- [Your goal]: Set down each record below precisely, skipping the pictures.
###
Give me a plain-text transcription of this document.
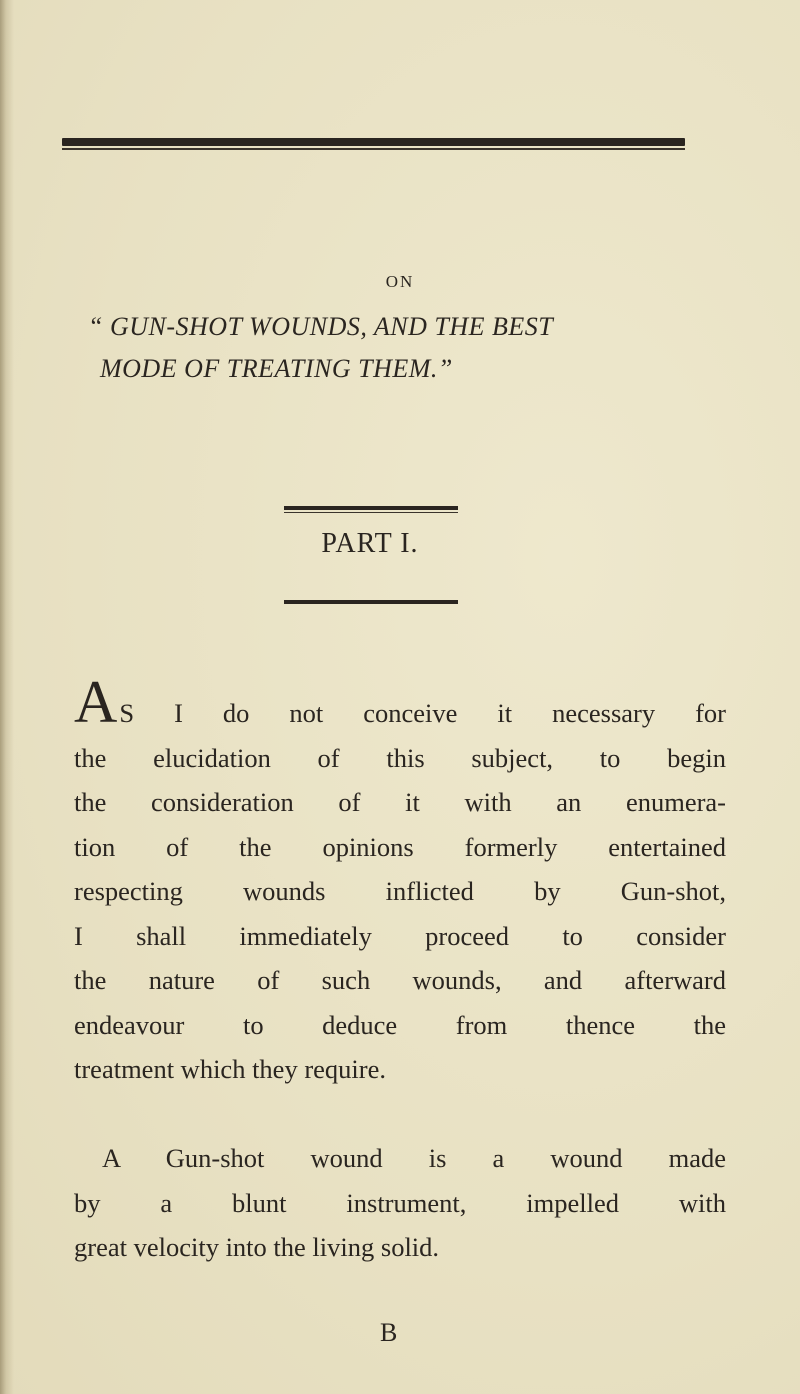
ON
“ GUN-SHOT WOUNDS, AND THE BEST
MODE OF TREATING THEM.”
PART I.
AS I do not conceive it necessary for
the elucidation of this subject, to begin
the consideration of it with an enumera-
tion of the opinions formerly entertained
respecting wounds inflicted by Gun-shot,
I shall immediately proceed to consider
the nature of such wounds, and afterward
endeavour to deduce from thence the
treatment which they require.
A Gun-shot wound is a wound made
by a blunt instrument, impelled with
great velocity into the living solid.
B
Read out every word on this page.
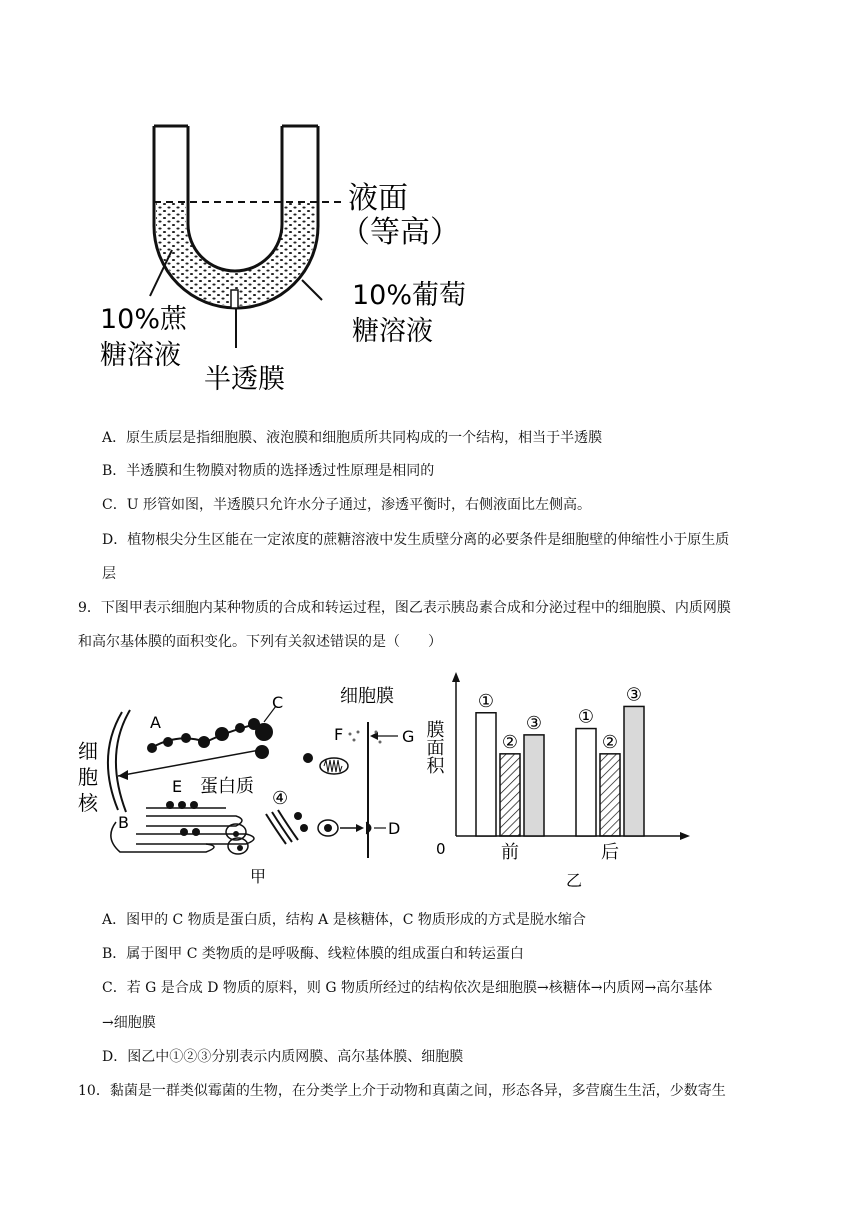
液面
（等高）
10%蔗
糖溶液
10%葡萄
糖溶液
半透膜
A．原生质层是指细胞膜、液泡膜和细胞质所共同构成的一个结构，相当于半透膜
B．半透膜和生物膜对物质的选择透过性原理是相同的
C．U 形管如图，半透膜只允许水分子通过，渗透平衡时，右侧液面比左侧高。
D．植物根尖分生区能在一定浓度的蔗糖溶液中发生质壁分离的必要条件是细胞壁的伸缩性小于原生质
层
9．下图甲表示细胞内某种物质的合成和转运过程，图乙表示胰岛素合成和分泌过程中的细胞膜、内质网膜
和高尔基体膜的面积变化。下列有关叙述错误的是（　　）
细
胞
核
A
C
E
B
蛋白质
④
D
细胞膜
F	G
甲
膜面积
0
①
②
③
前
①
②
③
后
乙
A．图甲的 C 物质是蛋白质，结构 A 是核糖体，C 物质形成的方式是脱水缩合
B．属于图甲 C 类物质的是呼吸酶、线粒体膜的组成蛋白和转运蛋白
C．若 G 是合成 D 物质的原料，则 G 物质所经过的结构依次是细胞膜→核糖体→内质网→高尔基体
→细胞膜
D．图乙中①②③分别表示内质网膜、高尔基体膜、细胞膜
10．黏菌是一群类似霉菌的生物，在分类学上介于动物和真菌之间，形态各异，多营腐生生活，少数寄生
###
- [Correct answer]:
Give me a plain-text transcription of this document.
ON
“ GUN-SHOT WOUNDS, AND THE BEST
MODE OF TREATING THEM.”
PART I.
AS I do not conceive it necessary for
the elucidation of this subject, to begin
the consideration of it with an enumera-
tion of the opinions formerly entertained
respecting wounds inflicted by Gun-shot,
I shall immediately proceed to consider
the nature of such wounds, and afterward
endeavour to deduce from thence the
treatment which they require.
A Gun-shot wound is a wound made
by a blunt instrument, impelled with
great velocity into the living solid.
B
Read out every word on this page.
液面
（等高）
10%蔗
糖溶液
10%葡萄
糖溶液
半透膜
A．原生质层是指细胞膜、液泡膜和细胞质所共同构成的一个结构，相当于半透膜
B．半透膜和生物膜对物质的选择透过性原理是相同的
C．U 形管如图，半透膜只允许水分子通过，渗透平衡时，右侧液面比左侧高。
D．植物根尖分生区能在一定浓度的蔗糖溶液中发生质壁分离的必要条件是细胞壁的伸缩性小于原生质
层
9．下图甲表示细胞内某种物质的合成和转运过程，图乙表示胰岛素合成和分泌过程中的细胞膜、内质网膜
和高尔基体膜的面积变化。下列有关叙述错误的是（　　）
细
胞
核
A
C
E
B
蛋白质
④
D
细胞膜
F	G
甲
膜面积
0
①
②
③
前
①
②
③
后
乙
A．图甲的 C 物质是蛋白质，结构 A 是核糖体，C 物质形成的方式是脱水缩合
B．属于图甲 C 类物质的是呼吸酶、线粒体膜的组成蛋白和转运蛋白
C．若 G 是合成 D 物质的原料，则 G 物质所经过的结构依次是细胞膜→核糖体→内质网→高尔基体
→细胞膜
D．图乙中①②③分别表示内质网膜、高尔基体膜、细胞膜
10．黏菌是一群类似霉菌的生物，在分类学上介于动物和真菌之间，形态各异，多营腐生生活，少数寄生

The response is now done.